[Start]
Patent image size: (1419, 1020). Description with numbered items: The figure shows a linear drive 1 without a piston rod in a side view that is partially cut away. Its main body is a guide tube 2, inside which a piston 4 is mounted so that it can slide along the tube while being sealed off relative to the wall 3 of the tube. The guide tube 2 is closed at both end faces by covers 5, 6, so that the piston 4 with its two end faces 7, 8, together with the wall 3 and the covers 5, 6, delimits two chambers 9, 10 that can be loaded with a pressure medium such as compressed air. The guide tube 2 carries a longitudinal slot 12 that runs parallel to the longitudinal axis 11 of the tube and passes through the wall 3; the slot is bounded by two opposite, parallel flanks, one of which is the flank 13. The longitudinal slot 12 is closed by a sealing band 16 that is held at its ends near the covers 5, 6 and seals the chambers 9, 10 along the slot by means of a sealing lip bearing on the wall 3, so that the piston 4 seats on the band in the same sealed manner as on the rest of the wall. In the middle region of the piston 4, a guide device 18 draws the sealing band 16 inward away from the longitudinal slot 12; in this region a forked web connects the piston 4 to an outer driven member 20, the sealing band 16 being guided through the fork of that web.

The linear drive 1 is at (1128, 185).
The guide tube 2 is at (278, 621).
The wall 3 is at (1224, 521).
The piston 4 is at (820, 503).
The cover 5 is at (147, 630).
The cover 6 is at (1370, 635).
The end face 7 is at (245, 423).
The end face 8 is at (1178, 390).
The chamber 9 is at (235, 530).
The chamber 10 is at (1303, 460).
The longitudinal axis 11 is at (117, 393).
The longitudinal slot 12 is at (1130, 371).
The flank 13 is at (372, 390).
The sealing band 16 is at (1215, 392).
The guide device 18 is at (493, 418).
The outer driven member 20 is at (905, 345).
[End]
▶ [What the task requires] Render every line of the items above as a Markdown table with two columns, Row and Line, numbering each row and omitting blank lines.

▶ [Solution]
| Row | Line |
|---|---|
| 1 | Patent image size: (1419, 1020). Description with numbered items: The figure shows a linear drive 1 without a piston rod in a side view that is partially cut away. Its main body is a guide tube 2, inside which a piston 4 is mounted so that it can slide along the tube while being sealed off relative to the wall 3 of the tube. The guide tube 2 is closed at both end faces by covers 5, 6, so that the piston 4 with its two end faces 7, 8, together with the wall 3 and the covers 5, 6, delimits two chambers 9, 10 that can be loaded with a pressure medium such as compressed air. The guide tube 2 carries a longitudinal slot 12 that runs parallel to the longitudinal axis 11 of the tube and passes through the wall 3; the slot is bounded by two opposite, parallel flanks, one of which is the flank 13. The longitudinal slot 12 is closed by a sealing band 16 that is held at its ends near the covers 5, 6 and seals the chambers 9, 10 along the slot by means of a sealing lip bearing on the wall 3, so that the piston 4 seats on the band in the same sealed manner as on the rest of the wall. In the middle region of the piston 4, a guide device 18 draws the sealing band 16 inward away from the longitudinal slot 12; in this region a forked web connects the piston 4 to an outer driven member 20, the sealing band 16 being guided through the fork of that web. |
| 2 | The linear drive 1 is at (1128, 185). |
| 3 | The guide tube 2 is at (278, 621). |
| 4 | The wall 3 is at (1224, 521). |
| 5 | The piston 4 is at (820, 503). |
| 6 | The cover 5 is at (147, 630). |
| 7 | The cover 6 is at (1370, 635). |
| 8 | The end face 7 is at (245, 423). |
| 9 | The end face 8 is at (1178, 390). |
| 10 | The chamber 9 is at (235, 530). |
| 11 | The chamber 10 is at (1303, 460). |
| 12 | The longitudinal axis 11 is at (117, 393). |
| 13 | The longitudinal slot 12 is at (1130, 371). |
| 14 | The flank 13 is at (372, 390). |
| 15 | The sealing band 16 is at (1215, 392). |
| 16 | The guide device 18 is at (493, 418). |
| 17 | The outer driven member 20 is at (905, 345). |